BEGIN Material to process

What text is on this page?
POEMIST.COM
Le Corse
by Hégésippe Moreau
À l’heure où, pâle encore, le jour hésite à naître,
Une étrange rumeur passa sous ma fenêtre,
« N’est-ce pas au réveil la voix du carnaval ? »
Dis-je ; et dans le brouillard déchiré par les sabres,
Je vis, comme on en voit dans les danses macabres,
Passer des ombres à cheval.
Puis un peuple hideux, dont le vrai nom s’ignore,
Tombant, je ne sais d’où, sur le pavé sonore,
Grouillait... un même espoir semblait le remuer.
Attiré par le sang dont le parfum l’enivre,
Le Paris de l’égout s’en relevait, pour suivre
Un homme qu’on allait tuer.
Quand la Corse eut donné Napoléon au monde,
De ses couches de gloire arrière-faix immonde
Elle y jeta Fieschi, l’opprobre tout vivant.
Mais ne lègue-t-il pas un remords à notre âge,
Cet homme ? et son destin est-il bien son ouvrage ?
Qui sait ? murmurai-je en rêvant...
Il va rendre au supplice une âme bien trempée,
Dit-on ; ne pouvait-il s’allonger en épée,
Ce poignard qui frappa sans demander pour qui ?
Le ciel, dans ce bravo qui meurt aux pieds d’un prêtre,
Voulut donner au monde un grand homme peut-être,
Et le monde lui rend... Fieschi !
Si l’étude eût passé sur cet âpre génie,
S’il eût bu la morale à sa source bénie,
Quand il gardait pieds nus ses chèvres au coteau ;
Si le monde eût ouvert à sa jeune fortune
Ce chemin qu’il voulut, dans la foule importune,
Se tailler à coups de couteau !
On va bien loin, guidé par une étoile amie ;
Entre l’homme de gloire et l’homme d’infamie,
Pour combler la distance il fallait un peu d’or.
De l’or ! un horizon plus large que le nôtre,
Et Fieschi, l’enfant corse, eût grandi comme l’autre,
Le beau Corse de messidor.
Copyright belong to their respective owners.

END Material to process

State the count of lines holding the string "Fieschi" in the listing above, and nothing else.

3